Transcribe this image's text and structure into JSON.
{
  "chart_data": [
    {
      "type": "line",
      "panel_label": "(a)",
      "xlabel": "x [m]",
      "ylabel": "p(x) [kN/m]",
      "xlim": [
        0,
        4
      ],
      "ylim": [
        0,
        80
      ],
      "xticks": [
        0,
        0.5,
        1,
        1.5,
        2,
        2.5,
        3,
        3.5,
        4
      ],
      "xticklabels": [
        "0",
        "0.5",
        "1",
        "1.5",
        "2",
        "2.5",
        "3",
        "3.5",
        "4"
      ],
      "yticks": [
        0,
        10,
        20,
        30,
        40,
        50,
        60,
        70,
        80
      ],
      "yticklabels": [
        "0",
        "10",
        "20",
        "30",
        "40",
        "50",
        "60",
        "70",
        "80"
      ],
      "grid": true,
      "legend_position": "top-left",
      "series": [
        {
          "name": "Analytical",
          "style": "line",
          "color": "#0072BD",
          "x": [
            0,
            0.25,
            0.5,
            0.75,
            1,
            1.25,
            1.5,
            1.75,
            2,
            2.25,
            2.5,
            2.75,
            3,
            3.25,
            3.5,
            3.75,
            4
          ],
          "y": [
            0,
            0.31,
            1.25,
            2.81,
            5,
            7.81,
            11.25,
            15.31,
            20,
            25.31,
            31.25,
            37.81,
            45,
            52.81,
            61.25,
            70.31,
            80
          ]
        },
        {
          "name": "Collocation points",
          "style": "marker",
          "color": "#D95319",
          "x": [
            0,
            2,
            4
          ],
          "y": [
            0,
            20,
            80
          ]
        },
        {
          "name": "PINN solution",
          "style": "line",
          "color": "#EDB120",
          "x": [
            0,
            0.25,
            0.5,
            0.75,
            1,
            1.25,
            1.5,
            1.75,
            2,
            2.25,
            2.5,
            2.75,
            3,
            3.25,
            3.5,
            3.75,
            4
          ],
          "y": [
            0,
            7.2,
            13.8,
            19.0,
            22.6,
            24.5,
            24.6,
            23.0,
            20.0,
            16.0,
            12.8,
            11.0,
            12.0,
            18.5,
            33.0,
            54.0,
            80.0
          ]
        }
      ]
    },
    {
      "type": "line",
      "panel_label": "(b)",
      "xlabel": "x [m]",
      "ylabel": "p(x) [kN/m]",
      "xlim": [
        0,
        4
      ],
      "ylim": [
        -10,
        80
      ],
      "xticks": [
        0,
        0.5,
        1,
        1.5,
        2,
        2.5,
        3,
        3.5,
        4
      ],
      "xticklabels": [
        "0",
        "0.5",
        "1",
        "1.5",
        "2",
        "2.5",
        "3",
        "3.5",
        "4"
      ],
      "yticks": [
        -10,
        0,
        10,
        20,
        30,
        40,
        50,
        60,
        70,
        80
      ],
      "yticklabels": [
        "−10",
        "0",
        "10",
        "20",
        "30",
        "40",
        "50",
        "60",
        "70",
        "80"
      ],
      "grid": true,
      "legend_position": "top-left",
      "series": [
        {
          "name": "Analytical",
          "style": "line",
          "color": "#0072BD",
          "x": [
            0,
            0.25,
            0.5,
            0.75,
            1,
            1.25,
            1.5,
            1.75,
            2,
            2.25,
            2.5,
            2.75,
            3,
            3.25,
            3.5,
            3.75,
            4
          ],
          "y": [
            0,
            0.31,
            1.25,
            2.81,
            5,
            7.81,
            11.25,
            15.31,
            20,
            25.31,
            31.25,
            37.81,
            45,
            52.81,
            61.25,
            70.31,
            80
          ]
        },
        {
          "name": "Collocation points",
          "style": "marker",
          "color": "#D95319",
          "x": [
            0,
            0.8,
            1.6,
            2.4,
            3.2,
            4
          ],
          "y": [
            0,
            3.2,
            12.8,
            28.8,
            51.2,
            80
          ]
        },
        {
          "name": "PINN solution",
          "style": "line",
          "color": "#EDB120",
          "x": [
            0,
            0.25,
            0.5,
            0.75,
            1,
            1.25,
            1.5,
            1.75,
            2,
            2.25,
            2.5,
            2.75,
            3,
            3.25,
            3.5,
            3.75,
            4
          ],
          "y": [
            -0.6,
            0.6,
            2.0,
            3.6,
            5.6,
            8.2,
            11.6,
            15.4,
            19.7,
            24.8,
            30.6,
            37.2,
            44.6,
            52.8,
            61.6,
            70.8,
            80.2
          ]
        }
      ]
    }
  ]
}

*WHAT YOU ARE ASKED TO DO*: Write out the entries above once more, without altering anything.

*SOLUTION TO THIS TASK*:
Transcribe this image's text and structure into JSON.
{
  "chart_data": [
    {
      "type": "line",
      "panel_label": "(a)",
      "xlabel": "x [m]",
      "ylabel": "p(x) [kN/m]",
      "xlim": [
        0,
        4
      ],
      "ylim": [
        0,
        80
      ],
      "xticks": [
        0,
        0.5,
        1,
        1.5,
        2,
        2.5,
        3,
        3.5,
        4
      ],
      "xticklabels": [
        "0",
        "0.5",
        "1",
        "1.5",
        "2",
        "2.5",
        "3",
        "3.5",
        "4"
      ],
      "yticks": [
        0,
        10,
        20,
        30,
        40,
        50,
        60,
        70,
        80
      ],
      "yticklabels": [
        "0",
        "10",
        "20",
        "30",
        "40",
        "50",
        "60",
        "70",
        "80"
      ],
      "grid": true,
      "legend_position": "top-left",
      "series": [
        {
          "name": "Analytical",
          "style": "line",
          "color": "#0072BD",
          "x": [
            0,
            0.25,
            0.5,
            0.75,
            1,
            1.25,
            1.5,
            1.75,
            2,
            2.25,
            2.5,
            2.75,
            3,
            3.25,
            3.5,
            3.75,
            4
          ],
          "y": [
            0,
            0.31,
            1.25,
            2.81,
            5,
            7.81,
            11.25,
            15.31,
            20,
            25.31,
            31.25,
            37.81,
            45,
            52.81,
            61.25,
            70.31,
            80
          ]
        },
        {
          "name": "Collocation points",
          "style": "marker",
          "color": "#D95319",
          "x": [
            0,
            2,
            4
          ],
          "y": [
            0,
            20,
            80
          ]
        },
        {
          "name": "PINN solution",
          "style": "line",
          "color": "#EDB120",
          "x": [
            0,
            0.25,
            0.5,
            0.75,
            1,
            1.25,
            1.5,
            1.75,
            2,
            2.25,
            2.5,
            2.75,
            3,
            3.25,
            3.5,
            3.75,
            4
          ],
          "y": [
            0,
            7.2,
            13.8,
            19.0,
            22.6,
            24.5,
            24.6,
            23.0,
            20.0,
            16.0,
            12.8,
            11.0,
            12.0,
            18.5,
            33.0,
            54.0,
            80.0
          ]
        }
      ]
    },
    {
      "type": "line",
      "panel_label": "(b)",
      "xlabel": "x [m]",
      "ylabel": "p(x) [kN/m]",
      "xlim": [
        0,
        4
      ],
      "ylim": [
        -10,
        80
      ],
      "xticks": [
        0,
        0.5,
        1,
        1.5,
        2,
        2.5,
        3,
        3.5,
        4
      ],
      "xticklabels": [
        "0",
        "0.5",
        "1",
        "1.5",
        "2",
        "2.5",
        "3",
        "3.5",
        "4"
      ],
      "yticks": [
        -10,
        0,
        10,
        20,
        30,
        40,
        50,
        60,
        70,
        80
      ],
      "yticklabels": [
        "−10",
        "0",
        "10",
        "20",
        "30",
        "40",
        "50",
        "60",
        "70",
        "80"
      ],
      "grid": true,
      "legend_position": "top-left",
      "series": [
        {
          "name": "Analytical",
          "style": "line",
          "color": "#0072BD",
          "x": [
            0,
            0.25,
            0.5,
            0.75,
            1,
            1.25,
            1.5,
            1.75,
            2,
            2.25,
            2.5,
            2.75,
            3,
            3.25,
            3.5,
            3.75,
            4
          ],
          "y": [
            0,
            0.31,
            1.25,
            2.81,
            5,
            7.81,
            11.25,
            15.31,
            20,
            25.31,
            31.25,
            37.81,
            45,
            52.81,
            61.25,
            70.31,
            80
          ]
        },
        {
          "name": "Collocation points",
          "style": "marker",
          "color": "#D95319",
          "x": [
            0,
            0.8,
            1.6,
            2.4,
            3.2,
            4
          ],
          "y": [
            0,
            3.2,
            12.8,
            28.8,
            51.2,
            80
          ]
        },
        {
          "name": "PINN solution",
          "style": "line",
          "color": "#EDB120",
          "x": [
            0,
            0.25,
            0.5,
            0.75,
            1,
            1.25,
            1.5,
            1.75,
            2,
            2.25,
            2.5,
            2.75,
            3,
            3.25,
            3.5,
            3.75,
            4
          ],
          "y": [
            -0.6,
            0.6,
            2.0,
            3.6,
            5.6,
            8.2,
            11.6,
            15.4,
            19.7,
            24.8,
            30.6,
            37.2,
            44.6,
            52.8,
            61.6,
            70.8,
            80.2
          ]
        }
      ]
    }
  ]
}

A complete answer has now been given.